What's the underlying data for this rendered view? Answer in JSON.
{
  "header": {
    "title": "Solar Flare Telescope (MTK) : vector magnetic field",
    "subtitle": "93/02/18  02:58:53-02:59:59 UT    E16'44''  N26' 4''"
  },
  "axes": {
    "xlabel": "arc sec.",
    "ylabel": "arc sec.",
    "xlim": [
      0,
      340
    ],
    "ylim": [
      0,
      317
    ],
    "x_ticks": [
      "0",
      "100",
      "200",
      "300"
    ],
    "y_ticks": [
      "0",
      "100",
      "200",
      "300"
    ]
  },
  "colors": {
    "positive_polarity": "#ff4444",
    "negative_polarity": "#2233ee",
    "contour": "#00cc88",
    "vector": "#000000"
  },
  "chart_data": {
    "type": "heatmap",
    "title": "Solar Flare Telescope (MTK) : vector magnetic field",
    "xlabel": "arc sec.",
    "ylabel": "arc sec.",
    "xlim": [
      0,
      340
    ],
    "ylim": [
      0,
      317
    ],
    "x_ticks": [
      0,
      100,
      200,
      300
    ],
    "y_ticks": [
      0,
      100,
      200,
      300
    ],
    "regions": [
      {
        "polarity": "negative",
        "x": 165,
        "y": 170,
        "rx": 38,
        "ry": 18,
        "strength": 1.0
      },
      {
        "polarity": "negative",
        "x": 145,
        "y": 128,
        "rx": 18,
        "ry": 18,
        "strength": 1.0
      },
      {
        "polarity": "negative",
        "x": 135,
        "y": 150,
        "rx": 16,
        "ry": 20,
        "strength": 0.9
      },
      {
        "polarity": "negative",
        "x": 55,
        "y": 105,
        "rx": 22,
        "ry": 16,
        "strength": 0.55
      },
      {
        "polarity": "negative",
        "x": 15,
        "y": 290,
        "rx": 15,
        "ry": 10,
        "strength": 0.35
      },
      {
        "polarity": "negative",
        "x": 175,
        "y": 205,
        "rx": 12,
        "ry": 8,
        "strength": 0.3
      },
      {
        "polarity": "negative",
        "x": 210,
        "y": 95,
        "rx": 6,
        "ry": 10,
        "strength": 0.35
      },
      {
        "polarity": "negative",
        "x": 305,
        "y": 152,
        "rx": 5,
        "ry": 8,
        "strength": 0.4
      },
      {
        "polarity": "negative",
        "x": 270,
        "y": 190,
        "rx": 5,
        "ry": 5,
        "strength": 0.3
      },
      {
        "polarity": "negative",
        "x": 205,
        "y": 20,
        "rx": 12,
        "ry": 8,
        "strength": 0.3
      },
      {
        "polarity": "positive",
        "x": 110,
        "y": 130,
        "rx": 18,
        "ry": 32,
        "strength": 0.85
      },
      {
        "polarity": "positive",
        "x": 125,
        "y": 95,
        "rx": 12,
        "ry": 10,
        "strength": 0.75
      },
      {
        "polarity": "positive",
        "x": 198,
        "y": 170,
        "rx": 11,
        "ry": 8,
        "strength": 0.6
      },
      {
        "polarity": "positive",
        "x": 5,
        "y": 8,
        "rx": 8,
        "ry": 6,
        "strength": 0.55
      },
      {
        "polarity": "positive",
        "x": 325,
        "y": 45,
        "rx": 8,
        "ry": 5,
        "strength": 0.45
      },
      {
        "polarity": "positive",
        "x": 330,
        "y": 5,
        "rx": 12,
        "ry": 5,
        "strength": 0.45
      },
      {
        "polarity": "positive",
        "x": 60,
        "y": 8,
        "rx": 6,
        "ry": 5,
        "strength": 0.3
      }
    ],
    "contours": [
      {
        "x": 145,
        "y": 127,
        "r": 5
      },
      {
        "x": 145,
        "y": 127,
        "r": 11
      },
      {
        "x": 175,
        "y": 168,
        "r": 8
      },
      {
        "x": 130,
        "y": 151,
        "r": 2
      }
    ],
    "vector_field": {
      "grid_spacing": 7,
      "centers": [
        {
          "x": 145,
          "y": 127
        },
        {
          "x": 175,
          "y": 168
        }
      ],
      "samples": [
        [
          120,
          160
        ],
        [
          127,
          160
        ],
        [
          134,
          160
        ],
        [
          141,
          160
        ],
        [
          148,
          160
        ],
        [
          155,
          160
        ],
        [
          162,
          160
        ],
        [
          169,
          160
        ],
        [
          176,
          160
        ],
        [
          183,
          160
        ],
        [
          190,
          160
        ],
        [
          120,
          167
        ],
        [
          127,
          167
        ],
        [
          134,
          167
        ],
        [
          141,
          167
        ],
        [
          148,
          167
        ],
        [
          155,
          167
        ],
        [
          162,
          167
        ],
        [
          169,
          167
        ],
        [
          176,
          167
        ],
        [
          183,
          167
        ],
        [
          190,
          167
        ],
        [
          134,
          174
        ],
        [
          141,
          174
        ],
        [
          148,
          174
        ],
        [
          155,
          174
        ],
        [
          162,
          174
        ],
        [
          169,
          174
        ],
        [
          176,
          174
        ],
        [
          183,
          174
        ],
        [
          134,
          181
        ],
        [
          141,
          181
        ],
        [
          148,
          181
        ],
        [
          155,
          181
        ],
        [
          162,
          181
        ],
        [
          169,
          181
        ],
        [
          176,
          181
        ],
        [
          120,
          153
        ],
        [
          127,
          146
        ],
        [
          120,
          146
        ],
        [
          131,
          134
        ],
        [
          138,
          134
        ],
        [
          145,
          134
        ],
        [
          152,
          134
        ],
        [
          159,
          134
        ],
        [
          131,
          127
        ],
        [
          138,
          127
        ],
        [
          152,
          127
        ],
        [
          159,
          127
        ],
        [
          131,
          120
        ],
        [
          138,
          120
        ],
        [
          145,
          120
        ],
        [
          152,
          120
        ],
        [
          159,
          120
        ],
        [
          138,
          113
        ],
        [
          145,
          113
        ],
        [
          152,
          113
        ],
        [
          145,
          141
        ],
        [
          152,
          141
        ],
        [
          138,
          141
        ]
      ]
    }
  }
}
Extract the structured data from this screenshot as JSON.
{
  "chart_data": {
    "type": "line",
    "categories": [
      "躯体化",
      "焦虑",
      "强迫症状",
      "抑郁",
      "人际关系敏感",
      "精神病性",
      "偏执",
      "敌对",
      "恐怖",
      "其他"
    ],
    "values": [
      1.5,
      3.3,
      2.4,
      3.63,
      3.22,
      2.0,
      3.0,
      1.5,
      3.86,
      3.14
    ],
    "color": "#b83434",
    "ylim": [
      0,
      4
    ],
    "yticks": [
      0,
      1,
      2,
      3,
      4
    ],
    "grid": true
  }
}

= = = = = = =

**INSTRUCTIONS TO FOLLOW**
Copy each line that contains the word "JSON".

**TASK SOLUTION**
What's the underlying data for this rendered view? Answer in JSON.
Extract the structured data from this screenshot as JSON.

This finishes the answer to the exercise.